(Records)
==========
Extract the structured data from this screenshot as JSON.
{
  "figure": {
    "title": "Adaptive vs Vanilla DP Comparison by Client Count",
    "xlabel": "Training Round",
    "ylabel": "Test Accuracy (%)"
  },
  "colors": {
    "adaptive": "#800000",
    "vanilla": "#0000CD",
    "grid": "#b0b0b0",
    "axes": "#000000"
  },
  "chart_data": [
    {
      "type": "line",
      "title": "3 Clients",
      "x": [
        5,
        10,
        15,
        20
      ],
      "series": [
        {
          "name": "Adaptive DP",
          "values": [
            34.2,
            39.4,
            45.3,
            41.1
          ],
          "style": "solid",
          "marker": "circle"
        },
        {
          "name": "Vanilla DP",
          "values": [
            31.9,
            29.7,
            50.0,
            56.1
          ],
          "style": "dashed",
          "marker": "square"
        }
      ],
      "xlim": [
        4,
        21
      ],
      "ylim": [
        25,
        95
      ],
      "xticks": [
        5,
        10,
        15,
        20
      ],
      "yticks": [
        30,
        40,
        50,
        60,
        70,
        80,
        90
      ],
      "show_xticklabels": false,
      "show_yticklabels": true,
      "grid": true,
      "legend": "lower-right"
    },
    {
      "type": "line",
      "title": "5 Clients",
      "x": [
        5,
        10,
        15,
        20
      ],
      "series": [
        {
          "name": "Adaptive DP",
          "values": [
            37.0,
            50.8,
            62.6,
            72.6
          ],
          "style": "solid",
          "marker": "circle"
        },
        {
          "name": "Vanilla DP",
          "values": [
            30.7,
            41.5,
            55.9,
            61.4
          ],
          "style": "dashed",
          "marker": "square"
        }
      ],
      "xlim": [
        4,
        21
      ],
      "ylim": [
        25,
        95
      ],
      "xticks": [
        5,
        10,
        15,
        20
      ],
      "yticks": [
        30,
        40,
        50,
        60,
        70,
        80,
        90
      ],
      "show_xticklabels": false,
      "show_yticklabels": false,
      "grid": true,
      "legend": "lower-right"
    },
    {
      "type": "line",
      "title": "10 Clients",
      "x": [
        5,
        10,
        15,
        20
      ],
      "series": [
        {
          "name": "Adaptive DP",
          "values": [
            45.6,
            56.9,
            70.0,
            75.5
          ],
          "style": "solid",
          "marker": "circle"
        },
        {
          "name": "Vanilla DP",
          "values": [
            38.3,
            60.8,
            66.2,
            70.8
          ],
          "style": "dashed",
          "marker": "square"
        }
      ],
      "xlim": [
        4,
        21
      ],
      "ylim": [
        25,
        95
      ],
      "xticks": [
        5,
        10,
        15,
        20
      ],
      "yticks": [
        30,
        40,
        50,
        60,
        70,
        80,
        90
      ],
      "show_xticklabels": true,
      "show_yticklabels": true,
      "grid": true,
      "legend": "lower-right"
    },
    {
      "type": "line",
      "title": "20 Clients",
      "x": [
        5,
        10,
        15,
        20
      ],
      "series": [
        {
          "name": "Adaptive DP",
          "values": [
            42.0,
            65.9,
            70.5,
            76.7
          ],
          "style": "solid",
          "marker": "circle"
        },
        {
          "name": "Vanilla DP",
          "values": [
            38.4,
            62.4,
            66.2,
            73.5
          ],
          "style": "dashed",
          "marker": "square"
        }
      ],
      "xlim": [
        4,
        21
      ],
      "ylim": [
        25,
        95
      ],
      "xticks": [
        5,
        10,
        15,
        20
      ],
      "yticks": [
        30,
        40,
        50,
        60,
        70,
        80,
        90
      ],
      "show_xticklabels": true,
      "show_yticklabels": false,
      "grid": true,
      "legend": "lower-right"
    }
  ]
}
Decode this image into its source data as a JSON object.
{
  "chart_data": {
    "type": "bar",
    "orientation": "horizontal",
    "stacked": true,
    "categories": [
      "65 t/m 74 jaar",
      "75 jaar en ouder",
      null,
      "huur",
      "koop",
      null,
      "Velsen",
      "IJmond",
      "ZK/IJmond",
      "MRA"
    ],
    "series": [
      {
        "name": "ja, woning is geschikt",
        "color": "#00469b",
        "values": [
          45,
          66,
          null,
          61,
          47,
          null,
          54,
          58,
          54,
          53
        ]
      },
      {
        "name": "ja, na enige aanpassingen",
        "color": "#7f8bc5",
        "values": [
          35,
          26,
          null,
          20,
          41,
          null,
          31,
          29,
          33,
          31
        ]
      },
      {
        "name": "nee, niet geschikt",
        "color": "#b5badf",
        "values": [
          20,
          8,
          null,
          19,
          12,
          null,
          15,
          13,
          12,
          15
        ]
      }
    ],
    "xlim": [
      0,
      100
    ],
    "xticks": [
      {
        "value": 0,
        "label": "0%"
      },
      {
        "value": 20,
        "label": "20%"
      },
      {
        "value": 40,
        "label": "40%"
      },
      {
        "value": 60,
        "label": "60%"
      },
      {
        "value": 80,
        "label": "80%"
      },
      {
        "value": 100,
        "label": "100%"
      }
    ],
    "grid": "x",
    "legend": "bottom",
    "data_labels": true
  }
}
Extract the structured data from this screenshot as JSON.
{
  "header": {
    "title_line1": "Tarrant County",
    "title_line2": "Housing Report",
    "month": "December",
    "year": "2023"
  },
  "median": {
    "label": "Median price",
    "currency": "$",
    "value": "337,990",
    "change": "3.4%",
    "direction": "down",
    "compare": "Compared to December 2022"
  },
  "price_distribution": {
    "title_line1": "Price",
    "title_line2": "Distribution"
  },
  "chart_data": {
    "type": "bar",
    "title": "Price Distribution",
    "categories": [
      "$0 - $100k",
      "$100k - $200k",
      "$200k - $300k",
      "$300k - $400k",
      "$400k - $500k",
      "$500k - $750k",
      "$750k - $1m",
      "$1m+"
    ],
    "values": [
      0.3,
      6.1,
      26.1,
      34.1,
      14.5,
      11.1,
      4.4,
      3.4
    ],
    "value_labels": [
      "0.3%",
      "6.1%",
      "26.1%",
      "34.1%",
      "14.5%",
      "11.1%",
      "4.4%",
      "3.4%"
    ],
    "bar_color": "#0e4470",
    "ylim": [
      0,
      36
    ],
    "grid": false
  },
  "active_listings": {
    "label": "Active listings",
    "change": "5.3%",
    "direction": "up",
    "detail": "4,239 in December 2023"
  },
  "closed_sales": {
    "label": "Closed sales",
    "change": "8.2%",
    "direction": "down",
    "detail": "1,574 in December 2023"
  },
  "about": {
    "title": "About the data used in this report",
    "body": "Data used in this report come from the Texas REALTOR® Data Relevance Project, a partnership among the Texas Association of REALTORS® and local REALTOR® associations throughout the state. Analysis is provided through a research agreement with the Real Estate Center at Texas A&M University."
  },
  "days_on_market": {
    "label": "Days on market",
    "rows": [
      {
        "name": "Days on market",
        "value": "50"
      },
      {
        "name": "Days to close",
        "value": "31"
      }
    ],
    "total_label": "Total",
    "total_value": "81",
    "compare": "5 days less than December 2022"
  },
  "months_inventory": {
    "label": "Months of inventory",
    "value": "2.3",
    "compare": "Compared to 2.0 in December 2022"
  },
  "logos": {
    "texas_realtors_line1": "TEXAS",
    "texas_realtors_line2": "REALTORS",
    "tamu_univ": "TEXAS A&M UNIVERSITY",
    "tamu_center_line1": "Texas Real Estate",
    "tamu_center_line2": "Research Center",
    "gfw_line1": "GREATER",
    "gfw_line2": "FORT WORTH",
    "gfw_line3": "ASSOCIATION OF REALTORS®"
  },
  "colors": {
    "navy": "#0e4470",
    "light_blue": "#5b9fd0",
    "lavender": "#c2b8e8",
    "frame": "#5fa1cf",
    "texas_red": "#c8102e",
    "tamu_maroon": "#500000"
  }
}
==========
▶ [THE EXERCISE]:
Give an exact repetition of all the material.

▶ [RESPONSE TO THE TASK]:
Extract the structured data from this screenshot as JSON.
{
  "figure": {
    "title": "Adaptive vs Vanilla DP Comparison by Client Count",
    "xlabel": "Training Round",
    "ylabel": "Test Accuracy (%)"
  },
  "colors": {
    "adaptive": "#800000",
    "vanilla": "#0000CD",
    "grid": "#b0b0b0",
    "axes": "#000000"
  },
  "chart_data": [
    {
      "type": "line",
      "title": "3 Clients",
      "x": [
        5,
        10,
        15,
        20
      ],
      "series": [
        {
          "name": "Adaptive DP",
          "values": [
            34.2,
            39.4,
            45.3,
            41.1
          ],
          "style": "solid",
          "marker": "circle"
        },
        {
          "name": "Vanilla DP",
          "values": [
            31.9,
            29.7,
            50.0,
            56.1
          ],
          "style": "dashed",
          "marker": "square"
        }
      ],
      "xlim": [
        4,
        21
      ],
      "ylim": [
        25,
        95
      ],
      "xticks": [
        5,
        10,
        15,
        20
      ],
      "yticks": [
        30,
        40,
        50,
        60,
        70,
        80,
        90
      ],
      "show_xticklabels": false,
      "show_yticklabels": true,
      "grid": true,
      "legend": "lower-right"
    },
    {
      "type": "line",
      "title": "5 Clients",
      "x": [
        5,
        10,
        15,
        20
      ],
      "series": [
        {
          "name": "Adaptive DP",
          "values": [
            37.0,
            50.8,
            62.6,
            72.6
          ],
          "style": "solid",
          "marker": "circle"
        },
        {
          "name": "Vanilla DP",
          "values": [
            30.7,
            41.5,
            55.9,
            61.4
          ],
          "style": "dashed",
          "marker": "square"
        }
      ],
      "xlim": [
        4,
        21
      ],
      "ylim": [
        25,
        95
      ],
      "xticks": [
        5,
        10,
        15,
        20
      ],
      "yticks": [
        30,
        40,
        50,
        60,
        70,
        80,
        90
      ],
      "show_xticklabels": false,
      "show_yticklabels": false,
      "grid": true,
      "legend": "lower-right"
    },
    {
      "type": "line",
      "title": "10 Clients",
      "x": [
        5,
        10,
        15,
        20
      ],
      "series": [
        {
          "name": "Adaptive DP",
          "values": [
            45.6,
            56.9,
            70.0,
            75.5
          ],
          "style": "solid",
          "marker": "circle"
        },
        {
          "name": "Vanilla DP",
          "values": [
            38.3,
            60.8,
            66.2,
            70.8
          ],
          "style": "dashed",
          "marker": "square"
        }
      ],
      "xlim": [
        4,
        21
      ],
      "ylim": [
        25,
        95
      ],
      "xticks": [
        5,
        10,
        15,
        20
      ],
      "yticks": [
        30,
        40,
        50,
        60,
        70,
        80,
        90
      ],
      "show_xticklabels": true,
      "show_yticklabels": true,
      "grid": true,
      "legend": "lower-right"
    },
    {
      "type": "line",
      "title": "20 Clients",
      "x": [
        5,
        10,
        15,
        20
      ],
      "series": [
        {
          "name": "Adaptive DP",
          "values": [
            42.0,
            65.9,
            70.5,
            76.7
          ],
          "style": "solid",
          "marker": "circle"
        },
        {
          "name": "Vanilla DP",
          "values": [
            38.4,
            62.4,
            66.2,
            73.5
          ],
          "style": "dashed",
          "marker": "square"
        }
      ],
      "xlim": [
        4,
        21
      ],
      "ylim": [
        25,
        95
      ],
      "xticks": [
        5,
        10,
        15,
        20
      ],
      "yticks": [
        30,
        40,
        50,
        60,
        70,
        80,
        90
      ],
      "show_xticklabels": true,
      "show_yticklabels": false,
      "grid": true,
      "legend": "lower-right"
    }
  ]
}
Decode this image into its source data as a JSON object.
{
  "chart_data": {
    "type": "bar",
    "orientation": "horizontal",
    "stacked": true,
    "categories": [
      "65 t/m 74 jaar",
      "75 jaar en ouder",
      null,
      "huur",
      "koop",
      null,
      "Velsen",
      "IJmond",
      "ZK/IJmond",
      "MRA"
    ],
    "series": [
      {
        "name": "ja, woning is geschikt",
        "color": "#00469b",
        "values": [
          45,
          66,
          null,
          61,
          47,
          null,
          54,
          58,
          54,
          53
        ]
      },
      {
        "name": "ja, na enige aanpassingen",
        "color": "#7f8bc5",
        "values": [
          35,
          26,
          null,
          20,
          41,
          null,
          31,
          29,
          33,
          31
        ]
      },
      {
        "name": "nee, niet geschikt",
        "color": "#b5badf",
        "values": [
          20,
          8,
          null,
          19,
          12,
          null,
          15,
          13,
          12,
          15
        ]
      }
    ],
    "xlim": [
      0,
      100
    ],
    "xticks": [
      {
        "value": 0,
        "label": "0%"
      },
      {
        "value": 20,
        "label": "20%"
      },
      {
        "value": 40,
        "label": "40%"
      },
      {
        "value": 60,
        "label": "60%"
      },
      {
        "value": 80,
        "label": "80%"
      },
      {
        "value": 100,
        "label": "100%"
      }
    ],
    "grid": "x",
    "legend": "bottom",
    "data_labels": true
  }
}
Extract the structured data from this screenshot as JSON.
{
  "header": {
    "title_line1": "Tarrant County",
    "title_line2": "Housing Report",
    "month": "December",
    "year": "2023"
  },
  "median": {
    "label": "Median price",
    "currency": "$",
    "value": "337,990",
    "change": "3.4%",
    "direction": "down",
    "compare": "Compared to December 2022"
  },
  "price_distribution": {
    "title_line1": "Price",
    "title_line2": "Distribution"
  },
  "chart_data": {
    "type": "bar",
    "title": "Price Distribution",
    "categories": [
      "$0 - $100k",
      "$100k - $200k",
      "$200k - $300k",
      "$300k - $400k",
      "$400k - $500k",
      "$500k - $750k",
      "$750k - $1m",
      "$1m+"
    ],
    "values": [
      0.3,
      6.1,
      26.1,
      34.1,
      14.5,
      11.1,
      4.4,
      3.4
    ],
    "value_labels": [
      "0.3%",
      "6.1%",
      "26.1%",
      "34.1%",
      "14.5%",
      "11.1%",
      "4.4%",
      "3.4%"
    ],
    "bar_color": "#0e4470",
    "ylim": [
      0,
      36
    ],
    "grid": false
  },
  "active_listings": {
    "label": "Active listings",
    "change": "5.3%",
    "direction": "up",
    "detail": "4,239 in December 2023"
  },
  "closed_sales": {
    "label": "Closed sales",
    "change": "8.2%",
    "direction": "down",
    "detail": "1,574 in December 2023"
  },
  "about": {
    "title": "About the data used in this report",
    "body": "Data used in this report come from the Texas REALTOR® Data Relevance Project, a partnership among the Texas Association of REALTORS® and local REALTOR® associations throughout the state. Analysis is provided through a research agreement with the Real Estate Center at Texas A&M University."
  },
  "days_on_market": {
    "label": "Days on market",
    "rows": [
      {
        "name": "Days on market",
        "value": "50"
      },
      {
        "name": "Days to close",
        "value": "31"
      }
    ],
    "total_label": "Total",
    "total_value": "81",
    "compare": "5 days less than December 2022"
  },
  "months_inventory": {
    "label": "Months of inventory",
    "value": "2.3",
    "compare": "Compared to 2.0 in December 2022"
  },
  "logos": {
    "texas_realtors_line1": "TEXAS",
    "texas_realtors_line2": "REALTORS",
    "tamu_univ": "TEXAS A&M UNIVERSITY",
    "tamu_center_line1": "Texas Real Estate",
    "tamu_center_line2": "Research Center",
    "gfw_line1": "GREATER",
    "gfw_line2": "FORT WORTH",
    "gfw_line3": "ASSOCIATION OF REALTORS®"
  },
  "colors": {
    "navy": "#0e4470",
    "light_blue": "#5b9fd0",
    "lavender": "#c2b8e8",
    "frame": "#5fa1cf",
    "texas_red": "#c8102e",
    "tamu_maroon": "#500000"
  }
}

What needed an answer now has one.